Task objective - Reproduce these rows line for line without any changes, leaving out the pictures.

───── Dataset content

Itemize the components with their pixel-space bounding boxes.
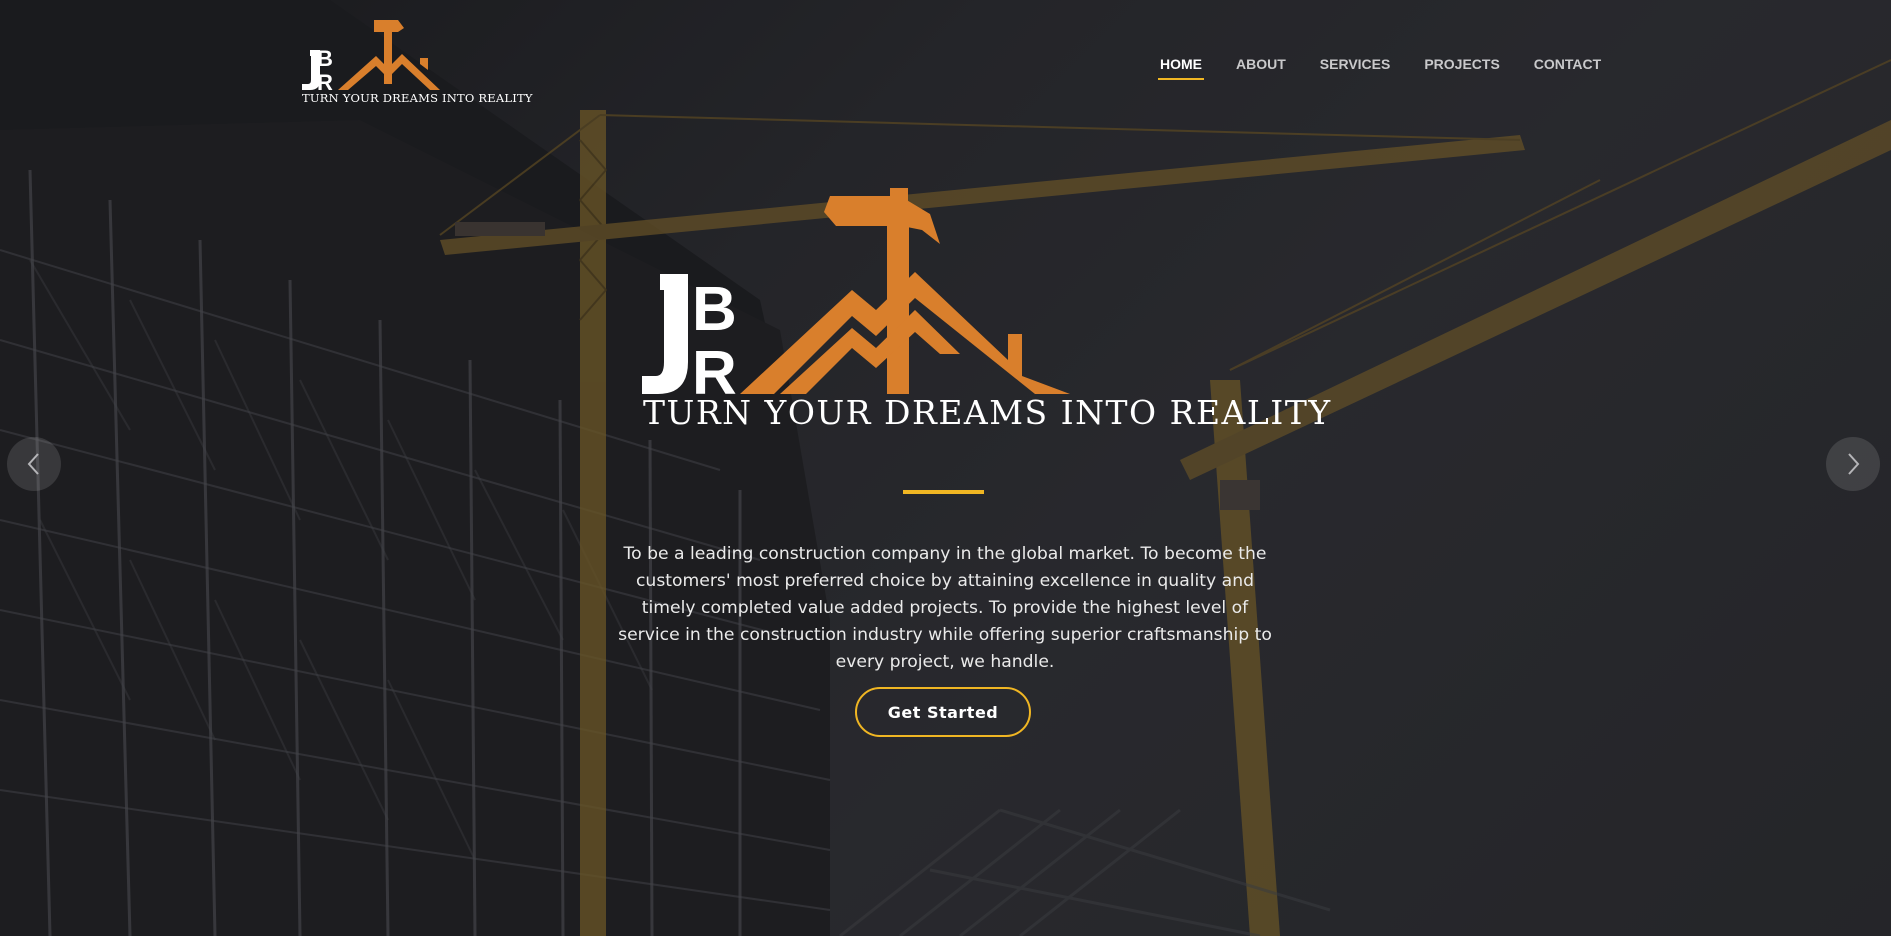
svg-text:B: B [317,46,333,71]
nav-home[interactable]: HOME [1158,56,1204,80]
carousel-prev-button[interactable] [7,437,61,491]
svg-text:R: R [692,339,737,396]
nav-contact[interactable]: CONTACT [1534,56,1601,80]
header-logo[interactable]: B R TURN YOUR DREAMS INTO REALITY [300,18,532,108]
main-nav: HOME ABOUT SERVICES PROJECTS CONTACT [1158,56,1635,80]
svg-text:R: R [317,70,333,92]
mission-statement: To be a leading construction company in … [618,544,1272,673]
hero-tagline: TURN YOUR DREAMS INTO REALITY [643,393,1332,432]
accent-divider [903,490,984,494]
chevron-left-icon [27,453,39,475]
nav-services[interactable]: SERVICES [1320,56,1391,80]
jbr-logo-icon: B R [302,20,440,95]
get-started-button[interactable]: Get Started [855,687,1031,737]
chevron-right-icon [1848,453,1860,475]
hero-section: B R TURN YOUR DREAMS INTO REALITY HOME A… [0,0,1891,936]
nav-about[interactable]: ABOUT [1236,56,1286,80]
dark-overlay [0,0,1891,936]
nav-projects[interactable]: PROJECTS [1424,56,1499,80]
header-tagline: TURN YOUR DREAMS INTO REALITY [302,91,533,105]
svg-text:B: B [692,275,737,344]
hero-logo: B R TURN YOUR DREAMS INTO REALITY [640,186,1330,436]
jbr-hero-logo-icon: B R [642,188,1070,408]
carousel-next-button[interactable] [1826,437,1880,491]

──────────

Answer to this exercise -
Itemize the components with their pixel-space bounding boxes.
svg-text:B: B [317,46,333,71]
nav-home[interactable]: HOME [1158,56,1204,80]
carousel-prev-button[interactable] [7,437,61,491]
svg-text:R: R [692,339,737,396]
nav-contact[interactable]: CONTACT [1534,56,1601,80]
header-logo[interactable]: B R TURN YOUR DREAMS INTO REALITY [300,18,532,108]
main-nav: HOME ABOUT SERVICES PROJECTS CONTACT [1158,56,1635,80]
svg-text:R: R [317,70,333,92]
mission-statement: To be a leading construction company in … [618,544,1272,673]
hero-tagline: TURN YOUR DREAMS INTO REALITY [643,393,1332,432]
accent-divider [903,490,984,494]
chevron-left-icon [27,453,39,475]
nav-services[interactable]: SERVICES [1320,56,1391,80]
jbr-logo-icon: B R [302,20,440,95]
get-started-button[interactable]: Get Started [855,687,1031,737]
chevron-right-icon [1848,453,1860,475]
hero-section: B R TURN YOUR DREAMS INTO REALITY HOME A… [0,0,1891,936]
nav-about[interactable]: ABOUT [1236,56,1286,80]
dark-overlay [0,0,1891,936]
nav-projects[interactable]: PROJECTS [1424,56,1499,80]
header-tagline: TURN YOUR DREAMS INTO REALITY [302,91,533,105]
svg-text:B: B [692,275,737,344]
hero-logo: B R TURN YOUR DREAMS INTO REALITY [640,186,1330,436]
jbr-hero-logo-icon: B R [642,188,1070,408]
carousel-next-button[interactable] [1826,437,1880,491]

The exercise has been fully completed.